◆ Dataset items
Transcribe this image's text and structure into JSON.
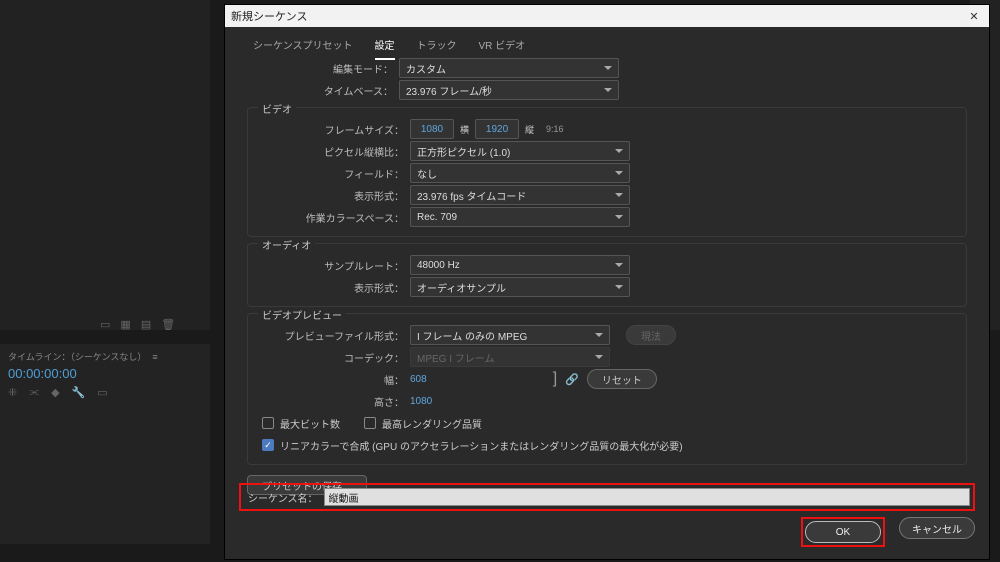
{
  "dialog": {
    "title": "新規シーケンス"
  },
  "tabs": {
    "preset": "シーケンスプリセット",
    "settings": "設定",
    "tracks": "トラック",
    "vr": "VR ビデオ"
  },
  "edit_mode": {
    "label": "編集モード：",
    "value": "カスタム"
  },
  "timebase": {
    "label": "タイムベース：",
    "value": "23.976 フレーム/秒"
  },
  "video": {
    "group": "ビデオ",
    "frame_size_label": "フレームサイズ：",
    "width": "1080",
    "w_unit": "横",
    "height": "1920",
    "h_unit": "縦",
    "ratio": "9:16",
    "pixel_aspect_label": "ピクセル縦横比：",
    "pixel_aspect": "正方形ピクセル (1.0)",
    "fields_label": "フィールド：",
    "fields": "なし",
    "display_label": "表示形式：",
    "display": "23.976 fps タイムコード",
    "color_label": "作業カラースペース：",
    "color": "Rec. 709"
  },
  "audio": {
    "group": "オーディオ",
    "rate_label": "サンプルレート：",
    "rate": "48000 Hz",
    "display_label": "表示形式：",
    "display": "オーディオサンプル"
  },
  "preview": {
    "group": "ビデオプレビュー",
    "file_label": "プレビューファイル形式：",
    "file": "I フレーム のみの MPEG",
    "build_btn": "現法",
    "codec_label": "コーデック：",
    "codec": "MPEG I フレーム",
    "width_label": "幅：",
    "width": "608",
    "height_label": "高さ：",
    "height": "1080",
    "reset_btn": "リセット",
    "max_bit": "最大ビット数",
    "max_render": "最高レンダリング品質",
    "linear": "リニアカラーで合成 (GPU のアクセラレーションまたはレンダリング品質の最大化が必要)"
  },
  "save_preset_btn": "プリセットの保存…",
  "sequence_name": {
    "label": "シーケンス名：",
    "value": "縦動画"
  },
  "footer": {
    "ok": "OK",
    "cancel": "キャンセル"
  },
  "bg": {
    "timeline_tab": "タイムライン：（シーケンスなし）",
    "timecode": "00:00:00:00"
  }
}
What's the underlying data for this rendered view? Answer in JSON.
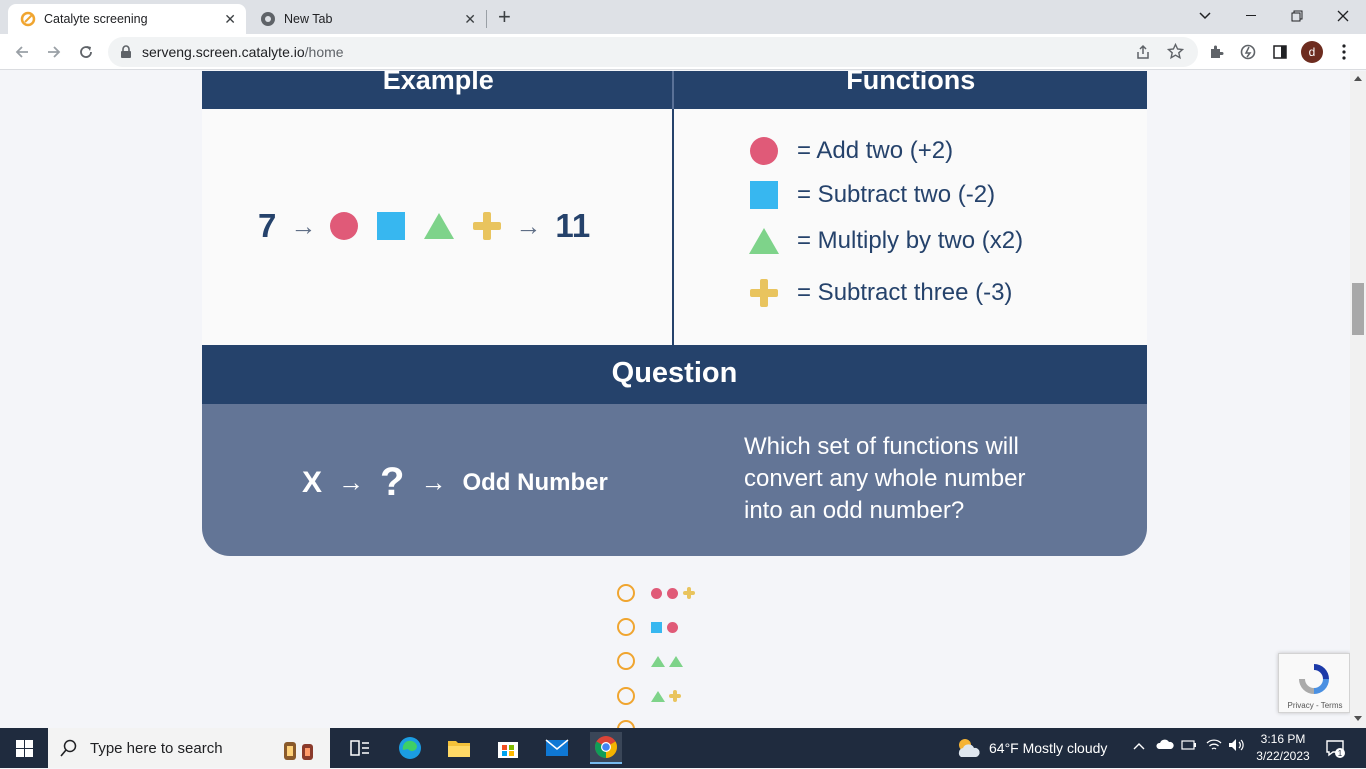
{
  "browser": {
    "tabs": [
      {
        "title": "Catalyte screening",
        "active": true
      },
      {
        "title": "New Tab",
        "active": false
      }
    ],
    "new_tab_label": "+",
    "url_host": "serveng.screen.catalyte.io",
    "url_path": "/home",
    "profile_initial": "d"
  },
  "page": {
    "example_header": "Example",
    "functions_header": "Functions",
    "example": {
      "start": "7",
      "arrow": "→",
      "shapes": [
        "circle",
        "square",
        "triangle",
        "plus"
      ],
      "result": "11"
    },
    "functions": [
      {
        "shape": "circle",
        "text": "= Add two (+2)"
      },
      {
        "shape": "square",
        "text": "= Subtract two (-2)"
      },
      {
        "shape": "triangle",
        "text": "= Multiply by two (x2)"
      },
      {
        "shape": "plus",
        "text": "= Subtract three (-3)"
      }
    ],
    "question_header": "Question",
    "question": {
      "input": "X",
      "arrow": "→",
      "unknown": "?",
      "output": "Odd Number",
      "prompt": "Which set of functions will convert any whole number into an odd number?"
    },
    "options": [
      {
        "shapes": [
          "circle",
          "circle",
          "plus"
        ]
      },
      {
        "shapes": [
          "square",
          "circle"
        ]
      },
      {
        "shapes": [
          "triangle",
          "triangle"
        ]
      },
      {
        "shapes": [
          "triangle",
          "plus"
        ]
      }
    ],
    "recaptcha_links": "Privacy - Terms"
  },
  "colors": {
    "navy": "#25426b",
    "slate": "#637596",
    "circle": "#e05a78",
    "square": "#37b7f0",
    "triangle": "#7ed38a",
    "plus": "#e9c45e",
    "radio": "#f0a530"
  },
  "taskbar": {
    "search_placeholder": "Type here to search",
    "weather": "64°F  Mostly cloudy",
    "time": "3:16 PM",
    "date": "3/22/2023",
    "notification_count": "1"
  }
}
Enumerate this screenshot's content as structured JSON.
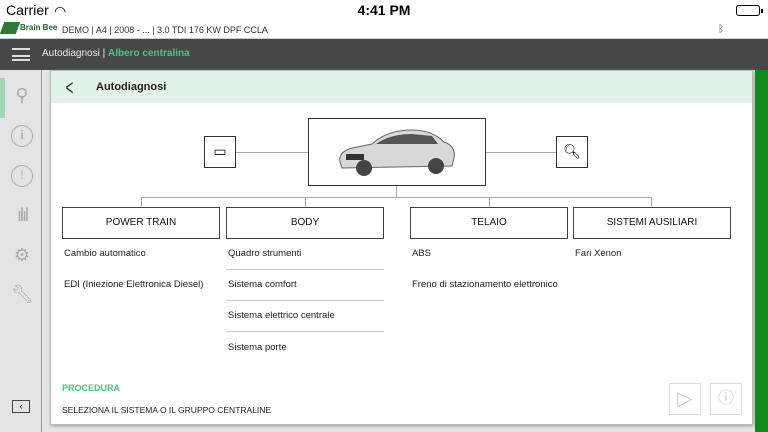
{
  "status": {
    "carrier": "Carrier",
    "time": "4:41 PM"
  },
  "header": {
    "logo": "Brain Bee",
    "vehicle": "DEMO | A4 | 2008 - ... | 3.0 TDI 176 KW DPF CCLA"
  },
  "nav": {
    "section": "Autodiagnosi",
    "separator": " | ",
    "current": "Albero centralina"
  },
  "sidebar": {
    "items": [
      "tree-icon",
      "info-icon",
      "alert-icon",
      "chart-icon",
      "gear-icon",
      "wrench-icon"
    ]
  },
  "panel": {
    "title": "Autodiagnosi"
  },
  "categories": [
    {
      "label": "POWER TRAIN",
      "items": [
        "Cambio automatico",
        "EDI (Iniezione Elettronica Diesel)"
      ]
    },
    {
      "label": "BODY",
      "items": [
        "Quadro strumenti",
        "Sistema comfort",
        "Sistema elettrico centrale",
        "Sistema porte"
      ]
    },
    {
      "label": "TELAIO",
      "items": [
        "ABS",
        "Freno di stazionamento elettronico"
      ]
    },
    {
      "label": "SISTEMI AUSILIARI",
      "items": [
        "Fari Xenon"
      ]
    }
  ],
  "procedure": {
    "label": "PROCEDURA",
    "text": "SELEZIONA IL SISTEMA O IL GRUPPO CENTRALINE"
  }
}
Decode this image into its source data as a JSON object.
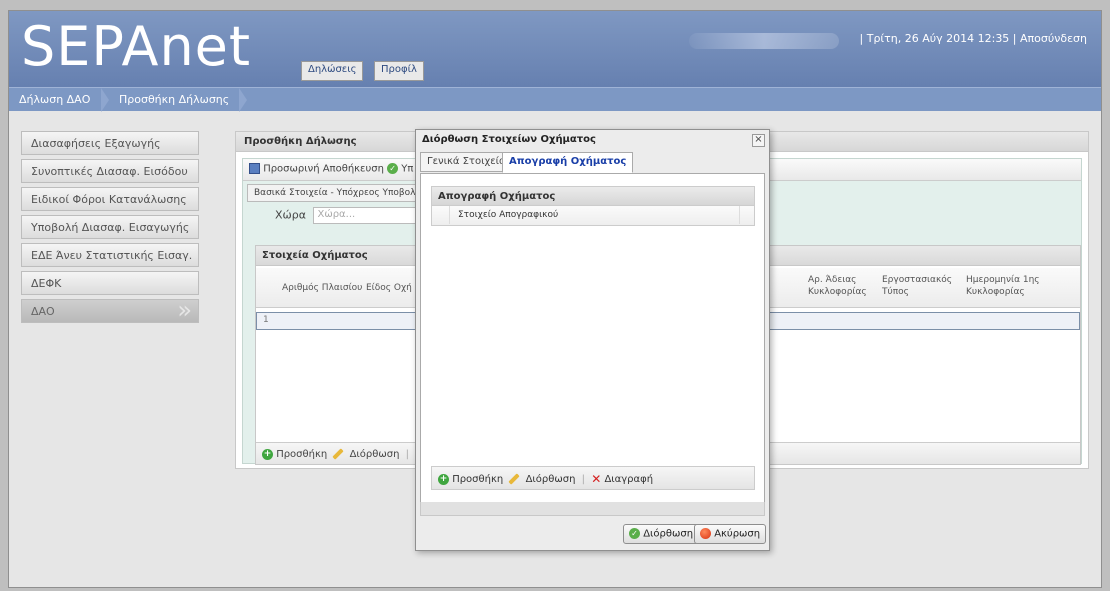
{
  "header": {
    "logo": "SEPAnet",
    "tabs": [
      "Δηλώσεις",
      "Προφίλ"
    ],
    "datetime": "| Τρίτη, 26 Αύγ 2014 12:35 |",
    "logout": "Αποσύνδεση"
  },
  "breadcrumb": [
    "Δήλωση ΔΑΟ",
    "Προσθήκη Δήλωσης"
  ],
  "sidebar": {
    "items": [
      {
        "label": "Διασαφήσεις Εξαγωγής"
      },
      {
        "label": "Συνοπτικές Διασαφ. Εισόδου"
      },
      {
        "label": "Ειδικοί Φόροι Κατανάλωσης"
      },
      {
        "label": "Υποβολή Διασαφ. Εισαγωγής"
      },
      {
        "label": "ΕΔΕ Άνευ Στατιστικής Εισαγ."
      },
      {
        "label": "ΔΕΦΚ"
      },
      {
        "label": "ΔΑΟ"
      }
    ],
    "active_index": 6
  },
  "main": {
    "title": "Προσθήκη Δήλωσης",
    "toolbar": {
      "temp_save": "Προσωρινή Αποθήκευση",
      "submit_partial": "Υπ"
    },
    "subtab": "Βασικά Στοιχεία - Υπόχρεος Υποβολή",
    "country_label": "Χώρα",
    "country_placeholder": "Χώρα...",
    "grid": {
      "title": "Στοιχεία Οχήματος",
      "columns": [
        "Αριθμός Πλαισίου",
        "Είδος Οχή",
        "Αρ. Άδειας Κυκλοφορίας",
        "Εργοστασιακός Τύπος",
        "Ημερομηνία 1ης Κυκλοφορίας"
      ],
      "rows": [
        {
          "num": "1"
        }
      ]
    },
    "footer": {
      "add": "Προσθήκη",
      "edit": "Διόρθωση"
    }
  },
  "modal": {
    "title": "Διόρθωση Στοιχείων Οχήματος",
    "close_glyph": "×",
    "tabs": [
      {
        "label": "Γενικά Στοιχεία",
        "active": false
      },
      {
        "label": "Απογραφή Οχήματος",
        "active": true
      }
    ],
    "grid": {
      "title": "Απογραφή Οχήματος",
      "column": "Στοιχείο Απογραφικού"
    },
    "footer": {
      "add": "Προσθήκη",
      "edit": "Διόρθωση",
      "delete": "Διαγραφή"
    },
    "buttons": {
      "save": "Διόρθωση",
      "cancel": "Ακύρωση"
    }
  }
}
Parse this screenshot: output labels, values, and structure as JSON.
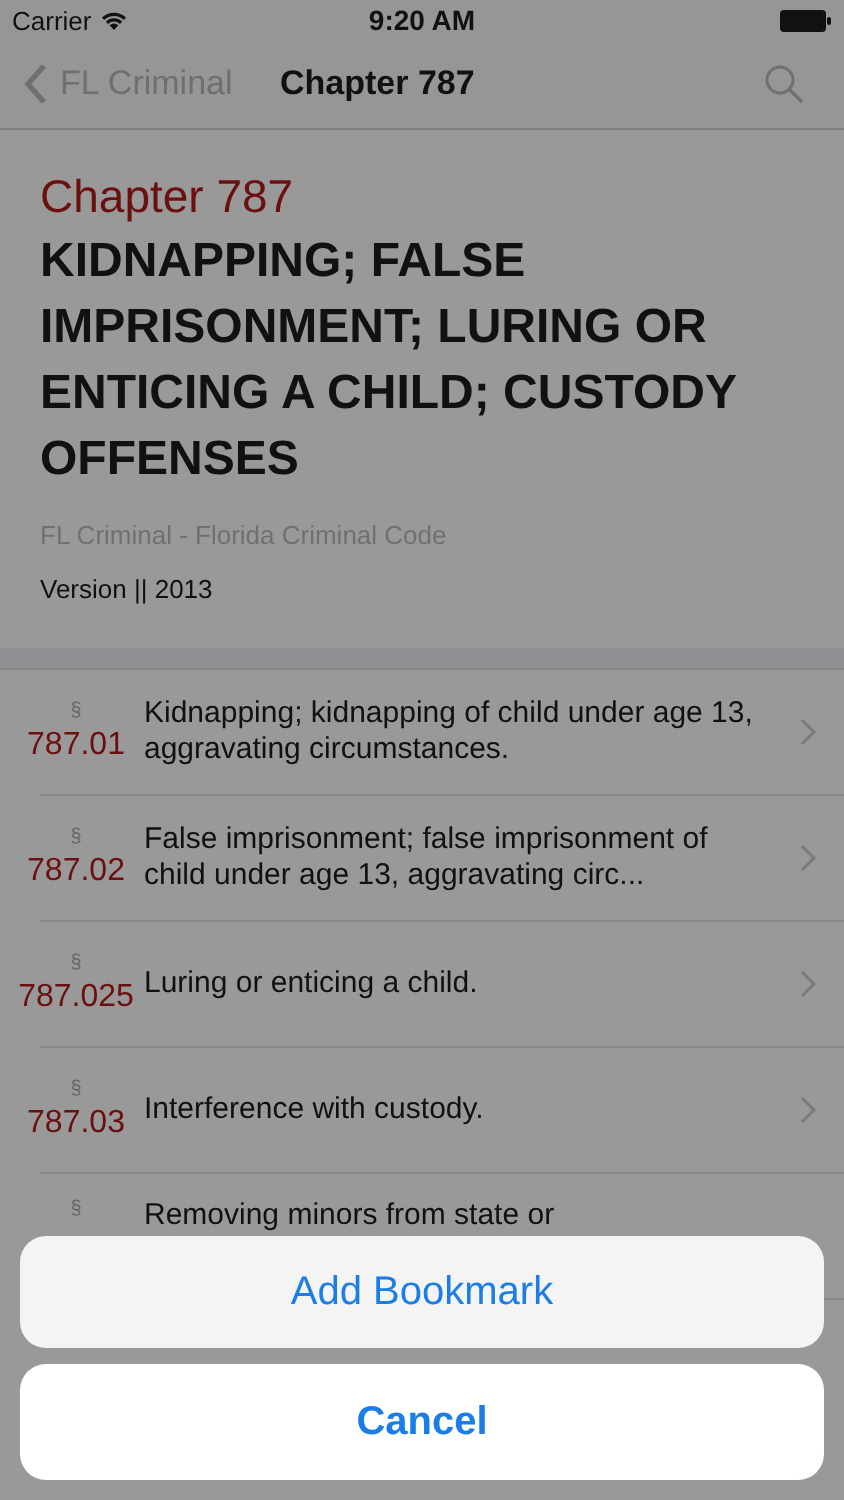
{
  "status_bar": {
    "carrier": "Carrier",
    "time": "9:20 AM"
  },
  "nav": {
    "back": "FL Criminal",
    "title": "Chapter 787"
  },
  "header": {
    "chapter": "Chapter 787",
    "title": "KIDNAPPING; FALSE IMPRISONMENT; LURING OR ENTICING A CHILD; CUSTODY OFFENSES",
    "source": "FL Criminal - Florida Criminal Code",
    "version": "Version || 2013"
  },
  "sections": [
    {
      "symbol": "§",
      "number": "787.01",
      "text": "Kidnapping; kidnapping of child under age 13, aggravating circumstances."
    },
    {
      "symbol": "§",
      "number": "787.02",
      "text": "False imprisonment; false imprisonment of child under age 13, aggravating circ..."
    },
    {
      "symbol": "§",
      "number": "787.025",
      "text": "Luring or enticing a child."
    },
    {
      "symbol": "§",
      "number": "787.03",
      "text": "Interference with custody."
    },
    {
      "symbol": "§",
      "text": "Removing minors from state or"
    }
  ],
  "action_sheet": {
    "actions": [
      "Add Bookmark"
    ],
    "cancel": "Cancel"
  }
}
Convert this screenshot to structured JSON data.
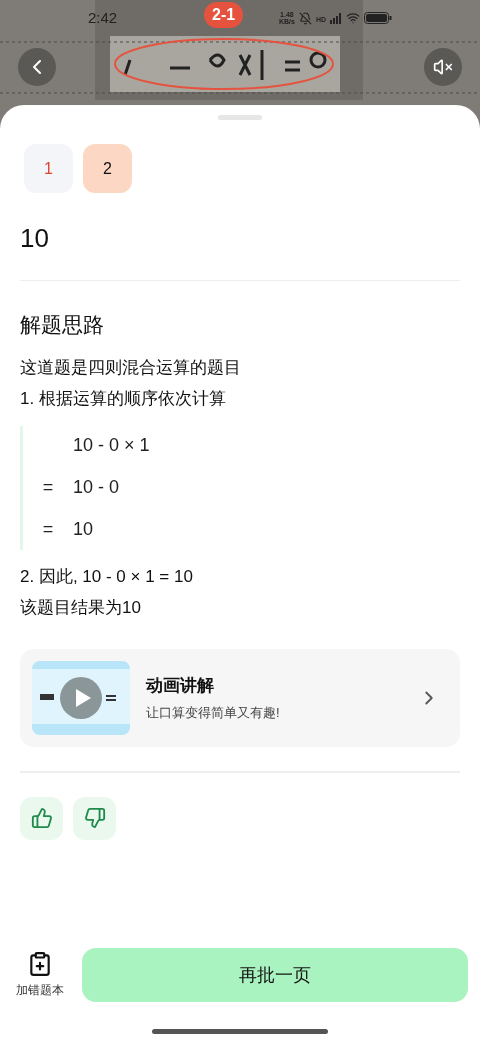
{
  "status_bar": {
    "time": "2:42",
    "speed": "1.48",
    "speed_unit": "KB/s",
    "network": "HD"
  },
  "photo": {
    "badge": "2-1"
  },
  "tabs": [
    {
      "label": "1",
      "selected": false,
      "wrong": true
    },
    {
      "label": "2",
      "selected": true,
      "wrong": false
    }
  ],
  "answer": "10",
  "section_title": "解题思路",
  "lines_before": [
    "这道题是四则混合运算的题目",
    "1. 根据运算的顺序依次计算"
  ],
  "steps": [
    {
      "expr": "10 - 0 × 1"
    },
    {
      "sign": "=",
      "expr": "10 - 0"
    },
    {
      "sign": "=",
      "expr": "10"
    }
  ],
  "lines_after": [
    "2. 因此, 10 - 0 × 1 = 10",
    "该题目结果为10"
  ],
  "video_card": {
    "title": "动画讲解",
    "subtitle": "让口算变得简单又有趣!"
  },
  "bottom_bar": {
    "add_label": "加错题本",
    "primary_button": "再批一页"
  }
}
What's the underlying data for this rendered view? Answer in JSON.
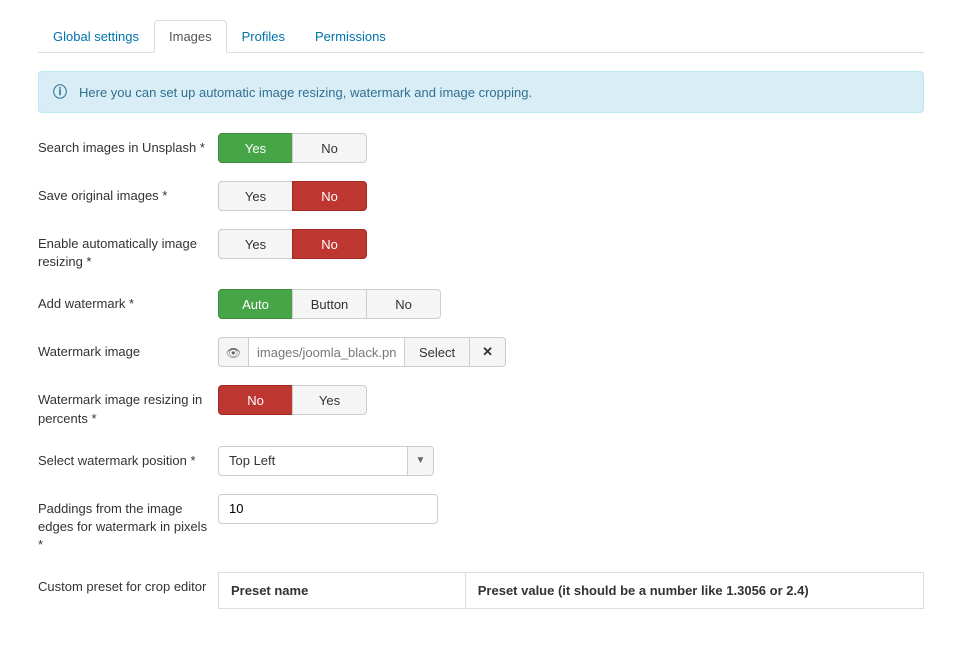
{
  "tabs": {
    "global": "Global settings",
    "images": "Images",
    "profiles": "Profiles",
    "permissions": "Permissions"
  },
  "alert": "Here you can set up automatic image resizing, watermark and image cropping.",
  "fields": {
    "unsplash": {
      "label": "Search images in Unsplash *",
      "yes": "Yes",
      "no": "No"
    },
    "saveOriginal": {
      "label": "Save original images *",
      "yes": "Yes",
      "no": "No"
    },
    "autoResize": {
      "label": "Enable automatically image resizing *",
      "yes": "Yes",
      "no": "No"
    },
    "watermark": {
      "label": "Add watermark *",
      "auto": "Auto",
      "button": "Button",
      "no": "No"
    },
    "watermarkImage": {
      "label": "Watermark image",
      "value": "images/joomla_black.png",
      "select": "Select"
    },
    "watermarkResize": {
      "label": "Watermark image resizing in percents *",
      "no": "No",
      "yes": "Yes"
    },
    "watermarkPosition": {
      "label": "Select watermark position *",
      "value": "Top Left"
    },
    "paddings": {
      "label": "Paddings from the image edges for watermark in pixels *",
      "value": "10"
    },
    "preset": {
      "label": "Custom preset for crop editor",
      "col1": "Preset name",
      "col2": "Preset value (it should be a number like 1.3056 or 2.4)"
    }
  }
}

◆ Directions
Report back each line of the entries that holds the string "Criminal".

◆ Written response
    "back": "FL Criminal",
    "source": "FL Criminal - Florida Criminal Code",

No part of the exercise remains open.